### Task input

↓

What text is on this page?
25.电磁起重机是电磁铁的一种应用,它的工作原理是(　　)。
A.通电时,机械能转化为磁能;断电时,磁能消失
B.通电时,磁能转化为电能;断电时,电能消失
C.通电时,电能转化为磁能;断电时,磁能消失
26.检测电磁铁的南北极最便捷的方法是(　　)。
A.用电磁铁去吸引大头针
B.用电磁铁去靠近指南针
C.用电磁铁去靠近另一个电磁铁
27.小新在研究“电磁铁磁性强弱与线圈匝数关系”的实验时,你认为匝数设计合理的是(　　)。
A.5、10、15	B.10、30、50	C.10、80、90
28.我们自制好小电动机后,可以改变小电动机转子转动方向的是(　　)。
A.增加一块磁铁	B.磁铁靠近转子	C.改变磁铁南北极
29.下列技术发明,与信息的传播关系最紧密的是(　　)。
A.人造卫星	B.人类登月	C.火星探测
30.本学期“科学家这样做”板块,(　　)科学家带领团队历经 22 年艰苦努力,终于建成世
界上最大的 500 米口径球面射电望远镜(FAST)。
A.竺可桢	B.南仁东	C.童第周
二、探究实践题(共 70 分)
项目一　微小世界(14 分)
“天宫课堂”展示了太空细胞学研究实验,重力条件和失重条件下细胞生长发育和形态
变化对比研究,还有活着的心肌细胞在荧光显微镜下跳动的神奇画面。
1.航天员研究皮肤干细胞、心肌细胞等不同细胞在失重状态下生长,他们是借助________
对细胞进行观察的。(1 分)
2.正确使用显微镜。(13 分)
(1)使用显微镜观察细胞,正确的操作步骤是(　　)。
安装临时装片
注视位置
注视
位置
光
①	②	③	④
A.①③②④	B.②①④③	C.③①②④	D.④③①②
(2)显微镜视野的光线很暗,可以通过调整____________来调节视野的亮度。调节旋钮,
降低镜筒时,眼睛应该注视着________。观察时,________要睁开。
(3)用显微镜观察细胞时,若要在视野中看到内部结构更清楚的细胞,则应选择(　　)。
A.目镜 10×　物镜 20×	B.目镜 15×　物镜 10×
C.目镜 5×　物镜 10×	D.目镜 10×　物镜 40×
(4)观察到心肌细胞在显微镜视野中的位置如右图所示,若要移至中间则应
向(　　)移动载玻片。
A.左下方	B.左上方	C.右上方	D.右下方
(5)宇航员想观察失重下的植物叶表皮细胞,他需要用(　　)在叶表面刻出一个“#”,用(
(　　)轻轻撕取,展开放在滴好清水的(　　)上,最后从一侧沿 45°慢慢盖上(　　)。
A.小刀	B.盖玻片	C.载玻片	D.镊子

↑

Locate the lines above that contain "磁能消失" and copy them.

### Solution
A.通电时,机械能转化为磁能;断电时,磁能消失
C.通电时,电能转化为磁能;断电时,磁能消失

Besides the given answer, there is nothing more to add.